***** INFORMATION GIVEN *****

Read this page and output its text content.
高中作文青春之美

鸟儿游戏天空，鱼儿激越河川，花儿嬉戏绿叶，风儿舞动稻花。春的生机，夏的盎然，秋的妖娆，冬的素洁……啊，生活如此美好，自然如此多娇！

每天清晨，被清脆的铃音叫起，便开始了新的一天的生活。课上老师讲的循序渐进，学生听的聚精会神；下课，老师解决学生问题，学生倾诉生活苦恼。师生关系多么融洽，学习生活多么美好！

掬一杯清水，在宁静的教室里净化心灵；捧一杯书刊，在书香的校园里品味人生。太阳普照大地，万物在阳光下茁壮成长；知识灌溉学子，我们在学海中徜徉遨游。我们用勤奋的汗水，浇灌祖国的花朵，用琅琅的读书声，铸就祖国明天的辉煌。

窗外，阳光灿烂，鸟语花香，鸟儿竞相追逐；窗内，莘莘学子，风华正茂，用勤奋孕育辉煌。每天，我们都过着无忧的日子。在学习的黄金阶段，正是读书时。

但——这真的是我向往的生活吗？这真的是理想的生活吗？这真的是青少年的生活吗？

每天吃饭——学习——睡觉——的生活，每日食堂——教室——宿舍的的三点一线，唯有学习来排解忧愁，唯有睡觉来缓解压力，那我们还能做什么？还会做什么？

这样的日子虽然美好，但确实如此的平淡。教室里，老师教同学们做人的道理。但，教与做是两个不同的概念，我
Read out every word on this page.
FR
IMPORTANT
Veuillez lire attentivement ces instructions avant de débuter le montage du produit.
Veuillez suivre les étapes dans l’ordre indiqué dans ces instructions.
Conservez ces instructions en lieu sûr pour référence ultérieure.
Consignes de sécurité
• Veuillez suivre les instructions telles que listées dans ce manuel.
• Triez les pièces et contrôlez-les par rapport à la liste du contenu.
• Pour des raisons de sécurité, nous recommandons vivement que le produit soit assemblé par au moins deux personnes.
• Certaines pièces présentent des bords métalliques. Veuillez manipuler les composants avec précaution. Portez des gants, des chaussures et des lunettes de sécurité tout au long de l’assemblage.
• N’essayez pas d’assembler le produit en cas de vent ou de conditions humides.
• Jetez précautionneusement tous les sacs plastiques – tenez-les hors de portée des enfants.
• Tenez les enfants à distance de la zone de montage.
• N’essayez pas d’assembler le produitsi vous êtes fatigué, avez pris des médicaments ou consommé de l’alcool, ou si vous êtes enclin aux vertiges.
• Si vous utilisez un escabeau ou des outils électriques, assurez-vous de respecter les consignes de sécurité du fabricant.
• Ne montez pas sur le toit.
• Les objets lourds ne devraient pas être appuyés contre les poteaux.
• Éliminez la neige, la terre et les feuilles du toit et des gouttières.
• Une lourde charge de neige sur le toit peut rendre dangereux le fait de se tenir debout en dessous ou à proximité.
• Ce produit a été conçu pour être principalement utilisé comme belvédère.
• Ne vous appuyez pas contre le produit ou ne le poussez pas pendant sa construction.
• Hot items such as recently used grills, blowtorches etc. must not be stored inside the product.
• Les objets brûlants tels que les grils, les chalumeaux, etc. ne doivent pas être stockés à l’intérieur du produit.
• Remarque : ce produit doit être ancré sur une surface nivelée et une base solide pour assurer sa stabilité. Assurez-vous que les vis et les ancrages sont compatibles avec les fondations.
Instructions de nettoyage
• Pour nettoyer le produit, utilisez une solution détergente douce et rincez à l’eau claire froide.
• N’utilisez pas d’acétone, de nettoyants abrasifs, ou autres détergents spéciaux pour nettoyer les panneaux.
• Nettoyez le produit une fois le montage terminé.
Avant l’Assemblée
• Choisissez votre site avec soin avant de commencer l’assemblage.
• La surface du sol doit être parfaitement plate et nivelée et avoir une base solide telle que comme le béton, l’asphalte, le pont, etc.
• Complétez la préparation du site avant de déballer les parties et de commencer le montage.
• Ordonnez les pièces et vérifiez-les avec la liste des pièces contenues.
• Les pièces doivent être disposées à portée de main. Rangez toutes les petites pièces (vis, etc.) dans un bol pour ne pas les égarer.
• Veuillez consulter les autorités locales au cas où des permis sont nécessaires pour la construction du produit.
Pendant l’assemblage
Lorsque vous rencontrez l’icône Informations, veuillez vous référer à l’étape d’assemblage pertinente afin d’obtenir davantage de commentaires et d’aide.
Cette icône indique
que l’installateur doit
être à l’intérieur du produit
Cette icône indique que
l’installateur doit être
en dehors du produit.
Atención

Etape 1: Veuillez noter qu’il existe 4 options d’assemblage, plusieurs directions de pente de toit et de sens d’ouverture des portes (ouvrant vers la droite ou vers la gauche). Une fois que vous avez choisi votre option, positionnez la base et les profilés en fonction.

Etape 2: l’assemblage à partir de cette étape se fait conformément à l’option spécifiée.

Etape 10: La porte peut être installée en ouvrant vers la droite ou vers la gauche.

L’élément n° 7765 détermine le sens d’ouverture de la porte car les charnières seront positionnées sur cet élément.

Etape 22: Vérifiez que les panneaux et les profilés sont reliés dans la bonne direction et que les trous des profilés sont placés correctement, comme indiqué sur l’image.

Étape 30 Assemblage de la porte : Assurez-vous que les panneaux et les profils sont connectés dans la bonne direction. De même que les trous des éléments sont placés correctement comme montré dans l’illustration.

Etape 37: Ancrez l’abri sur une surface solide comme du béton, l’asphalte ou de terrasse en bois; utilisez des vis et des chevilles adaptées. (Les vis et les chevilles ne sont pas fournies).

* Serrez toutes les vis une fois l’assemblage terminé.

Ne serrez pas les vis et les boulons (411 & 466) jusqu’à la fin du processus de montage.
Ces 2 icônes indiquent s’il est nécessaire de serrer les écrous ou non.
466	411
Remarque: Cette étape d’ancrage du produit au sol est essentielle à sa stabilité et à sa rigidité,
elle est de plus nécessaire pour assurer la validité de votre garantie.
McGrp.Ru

*****

Pull out each record as written and restate it exactly.

Read this page and output its text content.
高中作文青春之美

鸟儿游戏天空，鱼儿激越河川，花儿嬉戏绿叶，风儿舞动稻花。春的生机，夏的盎然，秋的妖娆，冬的素洁……啊，生活如此美好，自然如此多娇！

每天清晨，被清脆的铃音叫起，便开始了新的一天的生活。课上老师讲的循序渐进，学生听的聚精会神；下课，老师解决学生问题，学生倾诉生活苦恼。师生关系多么融洽，学习生活多么美好！

掬一杯清水，在宁静的教室里净化心灵；捧一杯书刊，在书香的校园里品味人生。太阳普照大地，万物在阳光下茁壮成长；知识灌溉学子，我们在学海中徜徉遨游。我们用勤奋的汗水，浇灌祖国的花朵，用琅琅的读书声，铸就祖国明天的辉煌。

窗外，阳光灿烂，鸟语花香，鸟儿竞相追逐；窗内，莘莘学子，风华正茂，用勤奋孕育辉煌。每天，我们都过着无忧的日子。在学习的黄金阶段，正是读书时。

但——这真的是我向往的生活吗？这真的是理想的生活吗？这真的是青少年的生活吗？

每天吃饭——学习——睡觉——的生活，每日食堂——教室——宿舍的的三点一线，唯有学习来排解忧愁，唯有睡觉来缓解压力，那我们还能做什么？还会做什么？

这样的日子虽然美好，但确实如此的平淡。教室里，老师教同学们做人的道理。但，教与做是两个不同的概念，我
Read out every word on this page.
FR
IMPORTANT
Veuillez lire attentivement ces instructions avant de débuter le montage du produit.
Veuillez suivre les étapes dans l’ordre indiqué dans ces instructions.
Conservez ces instructions en lieu sûr pour référence ultérieure.
Consignes de sécurité
• Veuillez suivre les instructions telles que listées dans ce manuel.
• Triez les pièces et contrôlez-les par rapport à la liste du contenu.
• Pour des raisons de sécurité, nous recommandons vivement que le produit soit assemblé par au moins deux personnes.
• Certaines pièces présentent des bords métalliques. Veuillez manipuler les composants avec précaution. Portez des gants, des chaussures et des lunettes de sécurité tout au long de l’assemblage.
• N’essayez pas d’assembler le produit en cas de vent ou de conditions humides.
• Jetez précautionneusement tous les sacs plastiques – tenez-les hors de portée des enfants.
• Tenez les enfants à distance de la zone de montage.
• N’essayez pas d’assembler le produitsi vous êtes fatigué, avez pris des médicaments ou consommé de l’alcool, ou si vous êtes enclin aux vertiges.
• Si vous utilisez un escabeau ou des outils électriques, assurez-vous de respecter les consignes de sécurité du fabricant.
• Ne montez pas sur le toit.
• Les objets lourds ne devraient pas être appuyés contre les poteaux.
• Éliminez la neige, la terre et les feuilles du toit et des gouttières.
• Une lourde charge de neige sur le toit peut rendre dangereux le fait de se tenir debout en dessous ou à proximité.
• Ce produit a été conçu pour être principalement utilisé comme belvédère.
• Ne vous appuyez pas contre le produit ou ne le poussez pas pendant sa construction.
• Hot items such as recently used grills, blowtorches etc. must not be stored inside the product.
• Les objets brûlants tels que les grils, les chalumeaux, etc. ne doivent pas être stockés à l’intérieur du produit.
• Remarque : ce produit doit être ancré sur une surface nivelée et une base solide pour assurer sa stabilité. Assurez-vous que les vis et les ancrages sont compatibles avec les fondations.
Instructions de nettoyage
• Pour nettoyer le produit, utilisez une solution détergente douce et rincez à l’eau claire froide.
• N’utilisez pas d’acétone, de nettoyants abrasifs, ou autres détergents spéciaux pour nettoyer les panneaux.
• Nettoyez le produit une fois le montage terminé.
Avant l’Assemblée
• Choisissez votre site avec soin avant de commencer l’assemblage.
• La surface du sol doit être parfaitement plate et nivelée et avoir une base solide telle que comme le béton, l’asphalte, le pont, etc.
• Complétez la préparation du site avant de déballer les parties et de commencer le montage.
• Ordonnez les pièces et vérifiez-les avec la liste des pièces contenues.
• Les pièces doivent être disposées à portée de main. Rangez toutes les petites pièces (vis, etc.) dans un bol pour ne pas les égarer.
• Veuillez consulter les autorités locales au cas où des permis sont nécessaires pour la construction du produit.
Pendant l’assemblage
Lorsque vous rencontrez l’icône Informations, veuillez vous référer à l’étape d’assemblage pertinente afin d’obtenir davantage de commentaires et d’aide.
Cette icône indique
que l’installateur doit
être à l’intérieur du produit
Cette icône indique que
l’installateur doit être
en dehors du produit.
Atención

Etape 1: Veuillez noter qu’il existe 4 options d’assemblage, plusieurs directions de pente de toit et de sens d’ouverture des portes (ouvrant vers la droite ou vers la gauche). Une fois que vous avez choisi votre option, positionnez la base et les profilés en fonction.

Etape 2: l’assemblage à partir de cette étape se fait conformément à l’option spécifiée.

Etape 10: La porte peut être installée en ouvrant vers la droite ou vers la gauche.

L’élément n° 7765 détermine le sens d’ouverture de la porte car les charnières seront positionnées sur cet élément.

Etape 22: Vérifiez que les panneaux et les profilés sont reliés dans la bonne direction et que les trous des profilés sont placés correctement, comme indiqué sur l’image.

Étape 30 Assemblage de la porte : Assurez-vous que les panneaux et les profils sont connectés dans la bonne direction. De même que les trous des éléments sont placés correctement comme montré dans l’illustration.

Etape 37: Ancrez l’abri sur une surface solide comme du béton, l’asphalte ou de terrasse en bois; utilisez des vis et des chevilles adaptées. (Les vis et les chevilles ne sont pas fournies).

* Serrez toutes les vis une fois l’assemblage terminé.

Ne serrez pas les vis et les boulons (411 & 466) jusqu’à la fin du processus de montage.
Ces 2 icônes indiquent s’il est nécessaire de serrer les écrous ou non.
466	411
Remarque: Cette étape d’ancrage du produit au sol est essentielle à sa stabilité et à sa rigidité,
elle est de plus nécessaire pour assurer la validité de votre garantie.
McGrp.Ru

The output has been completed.